Search the material below for the word "JSON". Copy every line that has it.

[Figure content listings]

══════════

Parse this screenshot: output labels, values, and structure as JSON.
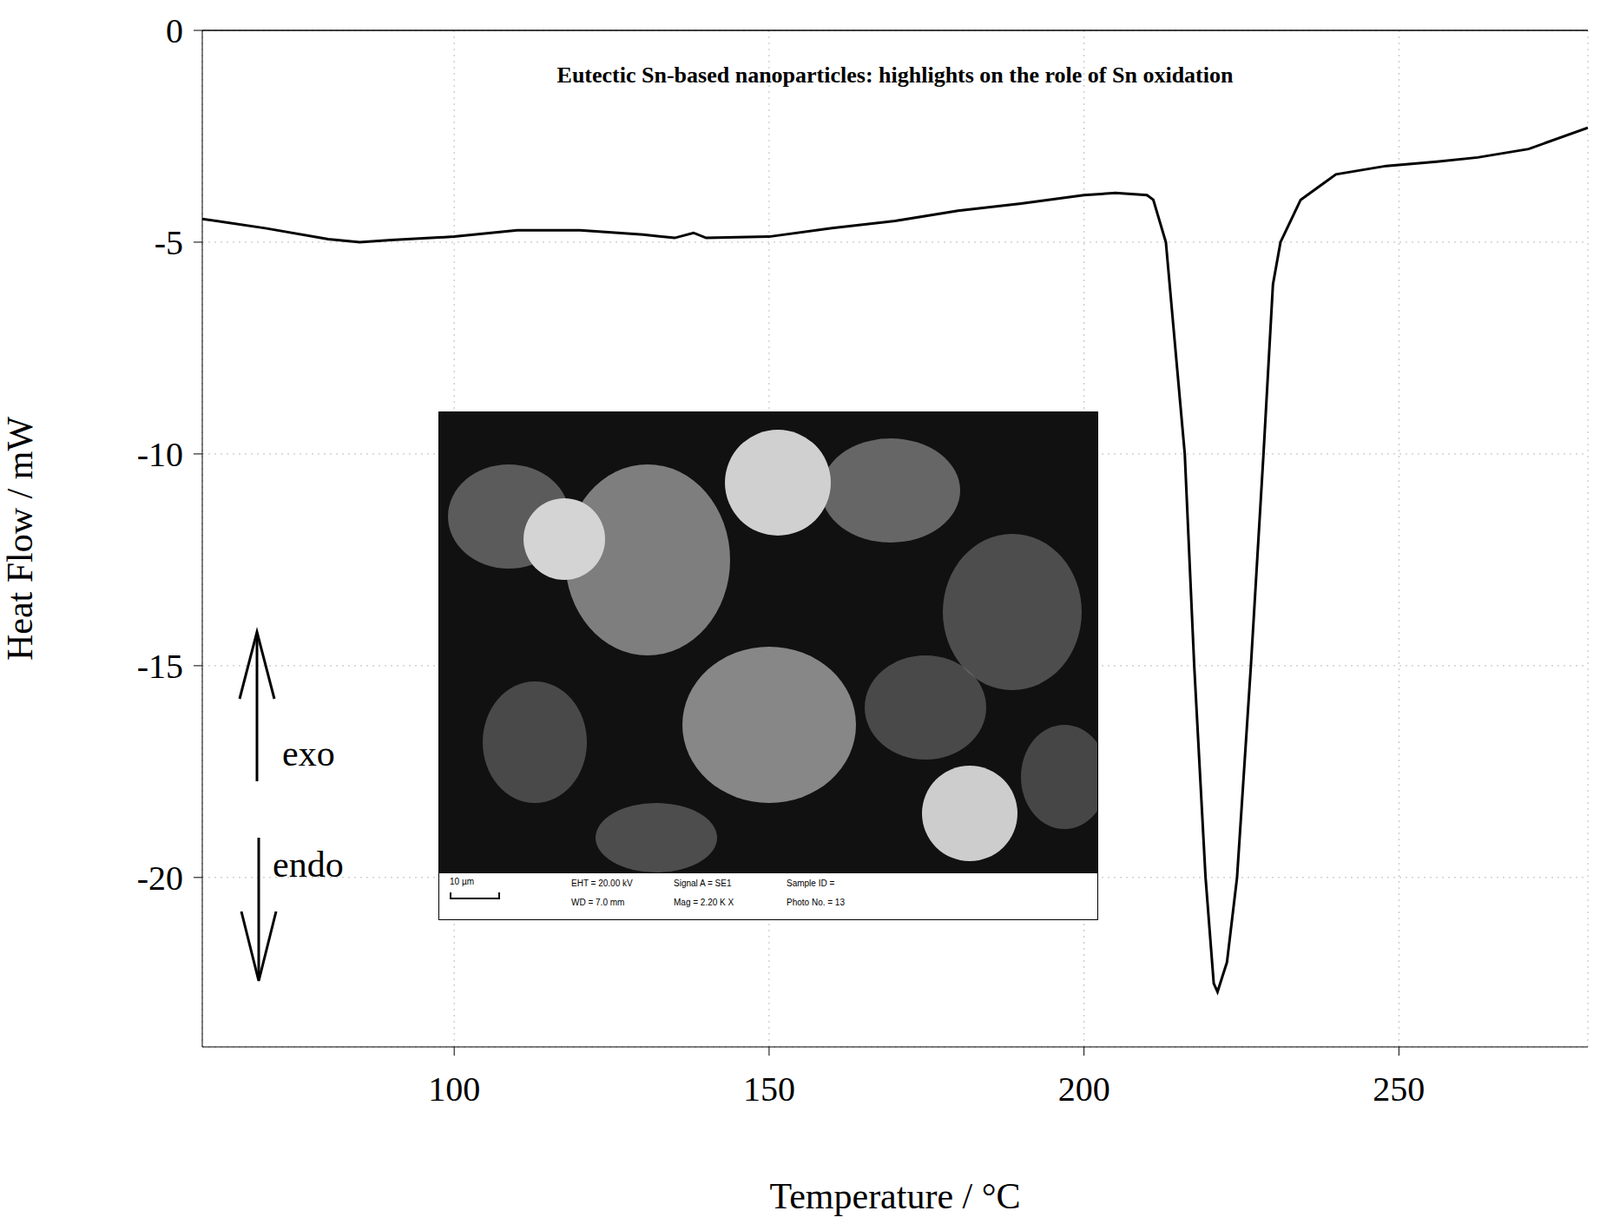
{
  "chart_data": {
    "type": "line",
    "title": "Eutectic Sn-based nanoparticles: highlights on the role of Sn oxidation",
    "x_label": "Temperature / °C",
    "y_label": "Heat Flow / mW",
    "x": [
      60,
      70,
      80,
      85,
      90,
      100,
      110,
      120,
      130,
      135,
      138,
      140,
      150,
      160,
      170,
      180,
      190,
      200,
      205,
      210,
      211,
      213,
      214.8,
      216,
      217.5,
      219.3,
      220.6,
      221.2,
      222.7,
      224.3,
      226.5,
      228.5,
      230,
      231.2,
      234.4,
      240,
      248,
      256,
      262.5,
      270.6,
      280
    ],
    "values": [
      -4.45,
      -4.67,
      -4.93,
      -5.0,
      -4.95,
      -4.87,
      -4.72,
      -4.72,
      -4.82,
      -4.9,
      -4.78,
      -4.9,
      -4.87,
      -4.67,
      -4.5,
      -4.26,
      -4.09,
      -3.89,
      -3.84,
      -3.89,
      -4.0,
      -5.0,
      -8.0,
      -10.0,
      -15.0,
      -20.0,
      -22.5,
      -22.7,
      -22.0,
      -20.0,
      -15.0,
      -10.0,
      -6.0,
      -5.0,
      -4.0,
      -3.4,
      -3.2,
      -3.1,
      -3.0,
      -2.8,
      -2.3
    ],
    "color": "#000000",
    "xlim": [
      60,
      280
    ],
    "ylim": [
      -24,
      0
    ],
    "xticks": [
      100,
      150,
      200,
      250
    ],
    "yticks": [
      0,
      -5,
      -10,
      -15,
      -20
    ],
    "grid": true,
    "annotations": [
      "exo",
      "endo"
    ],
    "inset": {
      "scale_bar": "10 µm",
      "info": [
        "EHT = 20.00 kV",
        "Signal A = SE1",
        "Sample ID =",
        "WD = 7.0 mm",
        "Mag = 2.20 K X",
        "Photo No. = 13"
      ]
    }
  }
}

══════════

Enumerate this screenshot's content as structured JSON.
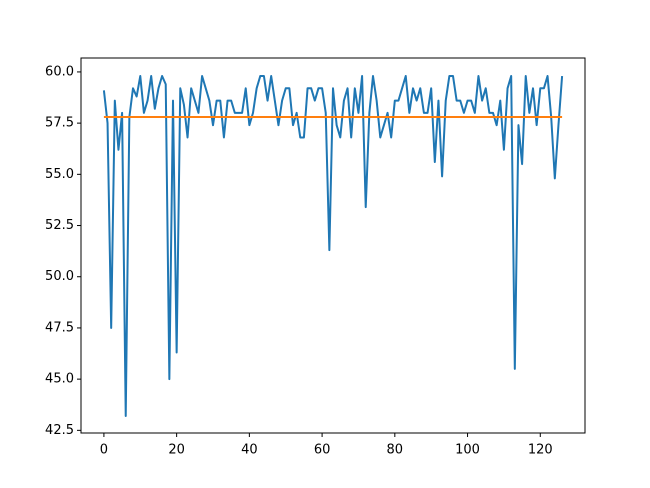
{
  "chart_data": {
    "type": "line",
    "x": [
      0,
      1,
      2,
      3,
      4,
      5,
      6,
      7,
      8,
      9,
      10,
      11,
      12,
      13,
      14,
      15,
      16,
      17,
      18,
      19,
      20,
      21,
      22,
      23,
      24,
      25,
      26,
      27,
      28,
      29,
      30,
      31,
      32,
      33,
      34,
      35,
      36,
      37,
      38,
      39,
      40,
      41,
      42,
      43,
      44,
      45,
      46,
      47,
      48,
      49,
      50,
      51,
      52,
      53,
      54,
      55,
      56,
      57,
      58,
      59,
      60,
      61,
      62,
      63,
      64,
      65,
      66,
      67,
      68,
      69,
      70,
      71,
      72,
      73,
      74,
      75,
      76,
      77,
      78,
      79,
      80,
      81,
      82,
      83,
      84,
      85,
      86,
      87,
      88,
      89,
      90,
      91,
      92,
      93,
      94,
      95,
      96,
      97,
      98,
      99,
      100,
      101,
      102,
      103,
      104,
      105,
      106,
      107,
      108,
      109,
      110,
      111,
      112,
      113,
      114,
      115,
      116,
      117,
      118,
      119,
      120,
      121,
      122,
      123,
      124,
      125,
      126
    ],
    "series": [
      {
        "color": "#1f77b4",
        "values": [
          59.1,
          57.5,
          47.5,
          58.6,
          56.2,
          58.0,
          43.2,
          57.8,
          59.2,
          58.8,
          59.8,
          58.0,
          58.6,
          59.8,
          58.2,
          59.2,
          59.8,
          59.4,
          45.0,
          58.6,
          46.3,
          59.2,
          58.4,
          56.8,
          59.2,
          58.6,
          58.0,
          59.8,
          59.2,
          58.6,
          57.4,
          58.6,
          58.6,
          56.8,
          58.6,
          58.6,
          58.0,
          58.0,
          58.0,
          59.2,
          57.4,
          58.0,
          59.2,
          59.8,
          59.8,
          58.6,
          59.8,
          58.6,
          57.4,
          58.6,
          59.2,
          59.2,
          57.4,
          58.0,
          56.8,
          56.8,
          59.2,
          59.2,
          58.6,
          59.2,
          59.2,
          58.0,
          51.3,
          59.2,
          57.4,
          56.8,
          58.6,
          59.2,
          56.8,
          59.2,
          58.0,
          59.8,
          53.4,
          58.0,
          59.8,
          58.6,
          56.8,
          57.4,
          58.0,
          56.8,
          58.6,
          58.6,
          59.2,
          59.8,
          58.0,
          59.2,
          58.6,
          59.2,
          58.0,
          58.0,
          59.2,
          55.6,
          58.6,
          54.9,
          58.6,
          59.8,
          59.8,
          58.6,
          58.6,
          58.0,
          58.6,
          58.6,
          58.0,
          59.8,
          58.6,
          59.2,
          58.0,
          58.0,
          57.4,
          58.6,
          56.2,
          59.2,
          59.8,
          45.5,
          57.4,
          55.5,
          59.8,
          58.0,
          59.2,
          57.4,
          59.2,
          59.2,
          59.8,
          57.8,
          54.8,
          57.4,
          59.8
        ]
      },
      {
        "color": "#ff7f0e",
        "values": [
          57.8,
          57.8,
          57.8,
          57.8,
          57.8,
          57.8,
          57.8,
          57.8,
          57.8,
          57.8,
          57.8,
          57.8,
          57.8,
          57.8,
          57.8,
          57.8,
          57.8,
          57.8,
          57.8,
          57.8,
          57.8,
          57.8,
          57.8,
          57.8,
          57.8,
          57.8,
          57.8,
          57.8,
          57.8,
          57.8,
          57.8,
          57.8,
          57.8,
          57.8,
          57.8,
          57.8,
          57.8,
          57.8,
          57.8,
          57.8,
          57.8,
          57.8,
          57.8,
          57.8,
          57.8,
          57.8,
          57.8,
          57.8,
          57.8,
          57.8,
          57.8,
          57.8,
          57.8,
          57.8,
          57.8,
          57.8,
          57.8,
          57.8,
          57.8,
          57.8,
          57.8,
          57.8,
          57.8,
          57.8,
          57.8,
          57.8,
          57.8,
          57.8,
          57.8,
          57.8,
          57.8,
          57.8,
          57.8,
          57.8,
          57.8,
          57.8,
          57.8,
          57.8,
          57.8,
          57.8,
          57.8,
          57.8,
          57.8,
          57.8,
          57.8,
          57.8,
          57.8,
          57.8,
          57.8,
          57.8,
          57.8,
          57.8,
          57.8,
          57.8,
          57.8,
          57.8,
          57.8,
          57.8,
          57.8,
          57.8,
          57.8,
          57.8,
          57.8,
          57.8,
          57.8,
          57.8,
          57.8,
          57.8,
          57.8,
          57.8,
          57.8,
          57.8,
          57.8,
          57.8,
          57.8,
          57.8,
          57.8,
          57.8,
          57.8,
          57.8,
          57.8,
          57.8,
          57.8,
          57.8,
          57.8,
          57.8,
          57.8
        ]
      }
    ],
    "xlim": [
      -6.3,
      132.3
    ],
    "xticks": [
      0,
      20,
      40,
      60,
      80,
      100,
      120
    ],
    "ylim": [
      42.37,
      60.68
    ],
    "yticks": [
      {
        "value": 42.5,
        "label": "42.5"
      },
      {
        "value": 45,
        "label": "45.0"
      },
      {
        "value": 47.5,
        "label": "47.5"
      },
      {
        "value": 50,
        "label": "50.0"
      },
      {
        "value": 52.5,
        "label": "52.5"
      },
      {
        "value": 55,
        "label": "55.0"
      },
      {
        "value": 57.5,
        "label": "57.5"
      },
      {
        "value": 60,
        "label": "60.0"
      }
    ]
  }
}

══════════

## Exercise solution
Parse this screenshot: output labels, values, and structure as JSON.
Enumerate this screenshot's content as structured JSON.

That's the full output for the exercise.